▶ **Supplied material**:
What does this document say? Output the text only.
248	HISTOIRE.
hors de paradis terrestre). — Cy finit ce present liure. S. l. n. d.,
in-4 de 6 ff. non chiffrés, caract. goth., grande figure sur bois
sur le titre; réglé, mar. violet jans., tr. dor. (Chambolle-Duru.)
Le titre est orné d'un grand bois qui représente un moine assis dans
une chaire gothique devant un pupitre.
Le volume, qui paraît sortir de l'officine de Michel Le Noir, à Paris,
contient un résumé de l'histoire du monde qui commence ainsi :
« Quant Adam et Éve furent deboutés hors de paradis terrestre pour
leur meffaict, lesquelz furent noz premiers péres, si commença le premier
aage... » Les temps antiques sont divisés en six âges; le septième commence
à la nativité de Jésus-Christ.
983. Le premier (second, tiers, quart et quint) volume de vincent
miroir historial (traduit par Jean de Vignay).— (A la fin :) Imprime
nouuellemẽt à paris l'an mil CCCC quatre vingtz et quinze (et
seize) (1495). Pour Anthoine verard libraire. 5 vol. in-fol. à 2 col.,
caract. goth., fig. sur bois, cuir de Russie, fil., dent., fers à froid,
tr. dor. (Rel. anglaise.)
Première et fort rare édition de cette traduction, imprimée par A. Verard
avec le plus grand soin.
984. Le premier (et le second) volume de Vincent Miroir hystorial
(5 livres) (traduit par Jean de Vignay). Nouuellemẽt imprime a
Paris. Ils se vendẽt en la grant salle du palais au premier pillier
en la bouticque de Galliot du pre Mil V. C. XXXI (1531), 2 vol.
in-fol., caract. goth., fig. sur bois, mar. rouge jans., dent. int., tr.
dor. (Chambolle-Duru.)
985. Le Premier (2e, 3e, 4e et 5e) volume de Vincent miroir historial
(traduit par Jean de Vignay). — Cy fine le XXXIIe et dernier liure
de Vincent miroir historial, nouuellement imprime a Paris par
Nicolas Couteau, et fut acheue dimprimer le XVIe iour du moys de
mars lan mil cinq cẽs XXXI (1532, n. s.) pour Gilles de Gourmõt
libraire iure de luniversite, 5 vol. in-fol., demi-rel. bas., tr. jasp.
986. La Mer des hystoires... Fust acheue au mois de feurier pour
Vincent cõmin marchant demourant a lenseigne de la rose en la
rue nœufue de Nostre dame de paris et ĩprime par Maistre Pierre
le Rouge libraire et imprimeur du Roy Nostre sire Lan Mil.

▶ **The task**: Copy every record exactly as presented.

▶ **Reply**:
What does this document say? Output the text only.
248	HISTOIRE.
hors de paradis terrestre). — Cy finit ce present liure. S. l. n. d.,
in-4 de 6 ff. non chiffrés, caract. goth., grande figure sur bois
sur le titre; réglé, mar. violet jans., tr. dor. (Chambolle-Duru.)
Le titre est orné d'un grand bois qui représente un moine assis dans
une chaire gothique devant un pupitre.
Le volume, qui paraît sortir de l'officine de Michel Le Noir, à Paris,
contient un résumé de l'histoire du monde qui commence ainsi :
« Quant Adam et Éve furent deboutés hors de paradis terrestre pour
leur meffaict, lesquelz furent noz premiers péres, si commença le premier
aage... » Les temps antiques sont divisés en six âges; le septième commence
à la nativité de Jésus-Christ.
983. Le premier (second, tiers, quart et quint) volume de vincent
miroir historial (traduit par Jean de Vignay).— (A la fin :) Imprime
nouuellemẽt à paris l'an mil CCCC quatre vingtz et quinze (et
seize) (1495). Pour Anthoine verard libraire. 5 vol. in-fol. à 2 col.,
caract. goth., fig. sur bois, cuir de Russie, fil., dent., fers à froid,
tr. dor. (Rel. anglaise.)
Première et fort rare édition de cette traduction, imprimée par A. Verard
avec le plus grand soin.
984. Le premier (et le second) volume de Vincent Miroir hystorial
(5 livres) (traduit par Jean de Vignay). Nouuellemẽt imprime a
Paris. Ils se vendẽt en la grant salle du palais au premier pillier
en la bouticque de Galliot du pre Mil V. C. XXXI (1531), 2 vol.
in-fol., caract. goth., fig. sur bois, mar. rouge jans., dent. int., tr.
dor. (Chambolle-Duru.)
985. Le Premier (2e, 3e, 4e et 5e) volume de Vincent miroir historial
(traduit par Jean de Vignay). — Cy fine le XXXIIe et dernier liure
de Vincent miroir historial, nouuellement imprime a Paris par
Nicolas Couteau, et fut acheue dimprimer le XVIe iour du moys de
mars lan mil cinq cẽs XXXI (1532, n. s.) pour Gilles de Gourmõt
libraire iure de luniversite, 5 vol. in-fol., demi-rel. bas., tr. jasp.
986. La Mer des hystoires... Fust acheue au mois de feurier pour
Vincent cõmin marchant demourant a lenseigne de la rose en la
rue nœufue de Nostre dame de paris et ĩprime par Maistre Pierre
le Rouge libraire et imprimeur du Roy Nostre sire Lan Mil.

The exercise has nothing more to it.